### SOURCE TEXT
The 1 read and 1 write says the number of accesses that are made to local memory at a time. If you want to have more accesses, you will need to unroll the loop or have more accesses to local memory in the code. The best practices guide recommends limiting it to four accesses to optimal performance, however, having more accesses will likely create a more complex memory structure and most likely cause duplication which will consume a large amount of memory blocks so that the memory blocks can be widely accessed in parallel. In addition to the memory replication, performance will likely suffer as well. The M20Ks are capable of operating at twice the clock speed of the FPGA clock which can lead to the memory being double pumped allowing it to support double the amount of accesses while keeping up with the FPGA clock. 

 

Banking memory I usually stick with the default as that ends up handling what I need pretty well, in some cases tweaking with the banking can provide some increased performance but that involves some playing around with. I haven't tried banking with a size of 256 parallel accesses but I'd imagine there will be a limit when the memory replication will start impacting performance.

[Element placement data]
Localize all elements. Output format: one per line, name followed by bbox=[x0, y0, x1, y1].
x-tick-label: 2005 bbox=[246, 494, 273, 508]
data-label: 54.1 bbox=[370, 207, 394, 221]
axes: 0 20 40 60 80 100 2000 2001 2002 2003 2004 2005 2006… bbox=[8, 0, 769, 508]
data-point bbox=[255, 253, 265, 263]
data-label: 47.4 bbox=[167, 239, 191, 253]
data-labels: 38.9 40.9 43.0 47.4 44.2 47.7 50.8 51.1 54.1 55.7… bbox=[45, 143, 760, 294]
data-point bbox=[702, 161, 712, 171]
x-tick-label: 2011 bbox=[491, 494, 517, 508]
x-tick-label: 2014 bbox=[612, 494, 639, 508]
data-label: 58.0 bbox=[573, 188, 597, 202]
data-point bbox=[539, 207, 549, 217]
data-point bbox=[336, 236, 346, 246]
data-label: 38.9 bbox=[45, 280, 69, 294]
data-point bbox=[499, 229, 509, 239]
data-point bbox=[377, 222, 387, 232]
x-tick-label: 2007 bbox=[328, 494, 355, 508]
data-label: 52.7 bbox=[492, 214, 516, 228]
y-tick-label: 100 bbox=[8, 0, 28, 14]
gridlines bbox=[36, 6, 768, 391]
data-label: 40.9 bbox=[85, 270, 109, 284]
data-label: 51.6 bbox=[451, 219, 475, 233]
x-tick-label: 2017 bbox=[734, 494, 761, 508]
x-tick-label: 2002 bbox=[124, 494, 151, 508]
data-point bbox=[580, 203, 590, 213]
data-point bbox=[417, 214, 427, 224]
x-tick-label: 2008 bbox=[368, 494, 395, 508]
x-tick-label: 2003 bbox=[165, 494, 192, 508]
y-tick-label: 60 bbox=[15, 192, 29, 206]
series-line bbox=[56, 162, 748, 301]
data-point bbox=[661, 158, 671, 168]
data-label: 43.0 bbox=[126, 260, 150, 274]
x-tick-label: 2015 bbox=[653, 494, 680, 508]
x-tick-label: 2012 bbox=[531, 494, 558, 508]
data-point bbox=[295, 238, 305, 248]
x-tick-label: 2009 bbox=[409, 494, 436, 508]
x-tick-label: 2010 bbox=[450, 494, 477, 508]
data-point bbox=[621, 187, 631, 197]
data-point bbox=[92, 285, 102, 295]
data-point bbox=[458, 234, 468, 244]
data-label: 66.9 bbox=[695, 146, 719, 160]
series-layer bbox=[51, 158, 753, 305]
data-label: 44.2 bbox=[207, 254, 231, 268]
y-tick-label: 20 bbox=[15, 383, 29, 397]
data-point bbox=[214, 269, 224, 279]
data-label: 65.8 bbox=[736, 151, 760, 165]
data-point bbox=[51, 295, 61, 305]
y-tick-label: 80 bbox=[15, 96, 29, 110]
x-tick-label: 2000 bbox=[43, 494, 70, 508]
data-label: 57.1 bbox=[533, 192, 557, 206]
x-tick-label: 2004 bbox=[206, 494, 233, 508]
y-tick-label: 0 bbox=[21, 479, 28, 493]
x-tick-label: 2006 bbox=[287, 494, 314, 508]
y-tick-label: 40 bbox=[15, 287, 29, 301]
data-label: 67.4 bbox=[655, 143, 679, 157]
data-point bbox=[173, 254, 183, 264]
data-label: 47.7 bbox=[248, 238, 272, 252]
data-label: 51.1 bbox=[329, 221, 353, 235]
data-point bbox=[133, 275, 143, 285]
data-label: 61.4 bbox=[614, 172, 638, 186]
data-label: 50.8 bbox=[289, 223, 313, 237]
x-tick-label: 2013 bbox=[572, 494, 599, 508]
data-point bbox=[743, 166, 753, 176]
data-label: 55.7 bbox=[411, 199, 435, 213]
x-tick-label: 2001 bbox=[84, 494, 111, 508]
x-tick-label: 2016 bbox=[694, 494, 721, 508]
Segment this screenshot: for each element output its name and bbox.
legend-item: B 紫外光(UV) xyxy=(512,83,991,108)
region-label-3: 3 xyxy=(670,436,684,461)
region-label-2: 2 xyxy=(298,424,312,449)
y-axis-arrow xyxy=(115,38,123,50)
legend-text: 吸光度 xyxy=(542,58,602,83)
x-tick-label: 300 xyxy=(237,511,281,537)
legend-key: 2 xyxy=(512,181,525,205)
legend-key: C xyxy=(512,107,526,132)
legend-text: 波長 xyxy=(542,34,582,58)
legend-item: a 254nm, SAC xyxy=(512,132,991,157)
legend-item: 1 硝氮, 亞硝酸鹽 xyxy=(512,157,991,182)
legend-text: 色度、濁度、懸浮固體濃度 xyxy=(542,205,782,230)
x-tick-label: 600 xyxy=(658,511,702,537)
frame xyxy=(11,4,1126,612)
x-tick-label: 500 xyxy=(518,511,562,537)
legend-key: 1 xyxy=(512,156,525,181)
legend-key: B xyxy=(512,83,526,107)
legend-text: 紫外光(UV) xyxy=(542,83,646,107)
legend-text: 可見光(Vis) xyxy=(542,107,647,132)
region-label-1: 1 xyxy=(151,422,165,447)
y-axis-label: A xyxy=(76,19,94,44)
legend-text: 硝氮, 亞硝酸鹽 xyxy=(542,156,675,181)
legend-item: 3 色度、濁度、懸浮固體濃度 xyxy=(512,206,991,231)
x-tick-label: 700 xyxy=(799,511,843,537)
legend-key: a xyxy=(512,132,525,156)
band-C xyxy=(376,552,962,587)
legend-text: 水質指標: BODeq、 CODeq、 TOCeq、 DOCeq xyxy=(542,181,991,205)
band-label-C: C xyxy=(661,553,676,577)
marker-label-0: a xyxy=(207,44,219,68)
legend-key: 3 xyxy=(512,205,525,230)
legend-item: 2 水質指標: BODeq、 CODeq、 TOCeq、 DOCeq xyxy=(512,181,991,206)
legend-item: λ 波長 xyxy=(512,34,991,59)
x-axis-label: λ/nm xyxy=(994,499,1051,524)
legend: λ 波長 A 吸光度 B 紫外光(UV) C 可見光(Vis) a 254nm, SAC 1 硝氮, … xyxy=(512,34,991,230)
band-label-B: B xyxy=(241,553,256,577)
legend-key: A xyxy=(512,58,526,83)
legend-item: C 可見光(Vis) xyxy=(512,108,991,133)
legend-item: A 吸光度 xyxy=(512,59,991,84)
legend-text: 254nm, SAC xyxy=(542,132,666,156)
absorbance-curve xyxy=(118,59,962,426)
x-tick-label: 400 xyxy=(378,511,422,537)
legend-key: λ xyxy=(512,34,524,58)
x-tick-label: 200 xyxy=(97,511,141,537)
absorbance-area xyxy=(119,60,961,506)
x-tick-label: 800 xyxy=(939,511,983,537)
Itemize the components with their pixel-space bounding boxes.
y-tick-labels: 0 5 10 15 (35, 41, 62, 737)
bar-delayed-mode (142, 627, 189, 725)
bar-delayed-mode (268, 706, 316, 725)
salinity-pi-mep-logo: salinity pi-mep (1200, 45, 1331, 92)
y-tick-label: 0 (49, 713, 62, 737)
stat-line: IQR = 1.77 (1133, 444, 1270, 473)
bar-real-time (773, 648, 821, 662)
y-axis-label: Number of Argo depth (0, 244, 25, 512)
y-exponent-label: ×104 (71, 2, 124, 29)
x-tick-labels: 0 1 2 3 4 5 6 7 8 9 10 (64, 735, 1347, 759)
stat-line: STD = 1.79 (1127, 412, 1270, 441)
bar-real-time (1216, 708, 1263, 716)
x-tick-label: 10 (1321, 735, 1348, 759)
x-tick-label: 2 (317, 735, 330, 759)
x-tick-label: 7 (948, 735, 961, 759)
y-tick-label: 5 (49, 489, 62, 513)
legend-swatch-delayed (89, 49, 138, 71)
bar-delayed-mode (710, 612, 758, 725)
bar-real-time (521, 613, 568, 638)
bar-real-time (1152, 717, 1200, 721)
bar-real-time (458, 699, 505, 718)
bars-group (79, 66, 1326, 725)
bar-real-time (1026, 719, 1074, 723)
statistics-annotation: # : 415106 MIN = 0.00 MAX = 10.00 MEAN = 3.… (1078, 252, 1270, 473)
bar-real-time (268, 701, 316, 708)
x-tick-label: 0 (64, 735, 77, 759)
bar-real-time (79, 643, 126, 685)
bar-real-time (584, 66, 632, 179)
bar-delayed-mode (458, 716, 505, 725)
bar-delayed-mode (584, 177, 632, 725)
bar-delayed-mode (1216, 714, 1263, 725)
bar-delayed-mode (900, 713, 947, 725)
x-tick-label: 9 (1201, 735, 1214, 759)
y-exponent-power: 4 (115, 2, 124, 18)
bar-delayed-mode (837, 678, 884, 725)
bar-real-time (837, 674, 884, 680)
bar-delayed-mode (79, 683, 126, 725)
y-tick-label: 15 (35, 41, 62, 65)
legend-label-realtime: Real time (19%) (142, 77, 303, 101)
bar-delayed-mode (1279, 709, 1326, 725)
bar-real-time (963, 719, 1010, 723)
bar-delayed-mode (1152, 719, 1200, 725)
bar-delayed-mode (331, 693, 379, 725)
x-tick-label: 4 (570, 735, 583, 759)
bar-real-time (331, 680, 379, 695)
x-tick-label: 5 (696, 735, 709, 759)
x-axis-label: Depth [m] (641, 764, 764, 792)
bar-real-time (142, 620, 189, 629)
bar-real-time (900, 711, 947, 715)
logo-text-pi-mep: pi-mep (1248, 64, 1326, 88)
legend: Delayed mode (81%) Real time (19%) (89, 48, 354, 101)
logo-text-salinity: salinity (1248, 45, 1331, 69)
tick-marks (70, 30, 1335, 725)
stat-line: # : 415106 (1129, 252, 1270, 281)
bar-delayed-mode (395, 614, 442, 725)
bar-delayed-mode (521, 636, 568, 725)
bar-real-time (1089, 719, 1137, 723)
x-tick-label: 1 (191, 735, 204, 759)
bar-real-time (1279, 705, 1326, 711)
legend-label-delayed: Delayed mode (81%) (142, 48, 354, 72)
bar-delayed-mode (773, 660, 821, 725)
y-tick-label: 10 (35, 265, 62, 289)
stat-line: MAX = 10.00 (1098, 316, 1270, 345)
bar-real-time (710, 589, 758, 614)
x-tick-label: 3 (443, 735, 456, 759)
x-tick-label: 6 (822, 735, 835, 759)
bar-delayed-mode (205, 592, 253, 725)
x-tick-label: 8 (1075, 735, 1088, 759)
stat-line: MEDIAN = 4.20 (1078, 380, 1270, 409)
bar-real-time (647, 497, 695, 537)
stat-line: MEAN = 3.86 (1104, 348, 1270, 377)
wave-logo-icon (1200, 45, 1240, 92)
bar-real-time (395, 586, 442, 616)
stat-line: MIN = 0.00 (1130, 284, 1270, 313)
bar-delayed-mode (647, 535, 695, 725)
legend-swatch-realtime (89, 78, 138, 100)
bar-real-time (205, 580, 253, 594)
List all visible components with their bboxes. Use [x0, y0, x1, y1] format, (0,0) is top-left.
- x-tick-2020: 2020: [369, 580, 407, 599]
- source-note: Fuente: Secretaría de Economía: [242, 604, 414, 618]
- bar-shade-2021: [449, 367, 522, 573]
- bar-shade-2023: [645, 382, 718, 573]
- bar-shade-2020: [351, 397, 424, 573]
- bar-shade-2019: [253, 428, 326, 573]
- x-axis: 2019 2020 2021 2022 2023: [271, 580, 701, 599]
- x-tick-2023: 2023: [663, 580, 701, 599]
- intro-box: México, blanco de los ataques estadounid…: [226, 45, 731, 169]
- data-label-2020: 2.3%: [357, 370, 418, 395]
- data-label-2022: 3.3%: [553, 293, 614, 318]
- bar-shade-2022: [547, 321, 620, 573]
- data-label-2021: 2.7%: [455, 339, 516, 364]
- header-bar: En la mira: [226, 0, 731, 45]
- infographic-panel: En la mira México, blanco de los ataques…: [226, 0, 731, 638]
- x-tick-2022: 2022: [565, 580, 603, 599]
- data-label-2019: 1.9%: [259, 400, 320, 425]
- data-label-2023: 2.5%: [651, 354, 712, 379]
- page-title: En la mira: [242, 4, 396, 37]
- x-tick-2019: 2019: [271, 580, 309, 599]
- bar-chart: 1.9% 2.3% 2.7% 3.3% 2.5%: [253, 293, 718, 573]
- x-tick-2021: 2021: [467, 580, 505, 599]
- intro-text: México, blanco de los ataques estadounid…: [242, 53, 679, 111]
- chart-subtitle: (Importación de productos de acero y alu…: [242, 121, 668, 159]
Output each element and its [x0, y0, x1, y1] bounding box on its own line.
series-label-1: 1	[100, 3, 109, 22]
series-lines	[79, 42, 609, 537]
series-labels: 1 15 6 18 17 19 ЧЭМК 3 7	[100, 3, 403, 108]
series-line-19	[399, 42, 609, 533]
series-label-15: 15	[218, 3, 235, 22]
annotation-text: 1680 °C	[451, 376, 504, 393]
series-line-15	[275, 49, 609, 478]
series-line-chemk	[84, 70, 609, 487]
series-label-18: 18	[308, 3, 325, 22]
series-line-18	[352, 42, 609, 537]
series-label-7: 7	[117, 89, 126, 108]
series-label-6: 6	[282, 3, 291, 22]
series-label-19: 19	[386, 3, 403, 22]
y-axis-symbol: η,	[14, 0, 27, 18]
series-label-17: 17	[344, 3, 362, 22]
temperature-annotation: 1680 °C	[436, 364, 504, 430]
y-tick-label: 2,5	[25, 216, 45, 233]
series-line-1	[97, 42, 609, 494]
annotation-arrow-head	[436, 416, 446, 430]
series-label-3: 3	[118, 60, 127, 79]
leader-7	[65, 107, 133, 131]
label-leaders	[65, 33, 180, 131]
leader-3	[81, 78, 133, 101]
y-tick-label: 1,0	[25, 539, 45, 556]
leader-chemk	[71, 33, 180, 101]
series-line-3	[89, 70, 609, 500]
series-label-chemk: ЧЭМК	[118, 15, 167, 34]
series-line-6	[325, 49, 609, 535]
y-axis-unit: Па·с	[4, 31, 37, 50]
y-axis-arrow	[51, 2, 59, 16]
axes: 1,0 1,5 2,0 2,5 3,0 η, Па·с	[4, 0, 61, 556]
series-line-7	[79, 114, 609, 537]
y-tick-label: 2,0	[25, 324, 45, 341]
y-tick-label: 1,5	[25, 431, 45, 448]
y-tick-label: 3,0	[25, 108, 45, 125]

### DIRECTIONS
In the text on FPGA local memory accesses, how many accesses does the best practices guide recommend as the limit for optimal performance? None of the lines are needed here.

### OUTPUT
Four accesses.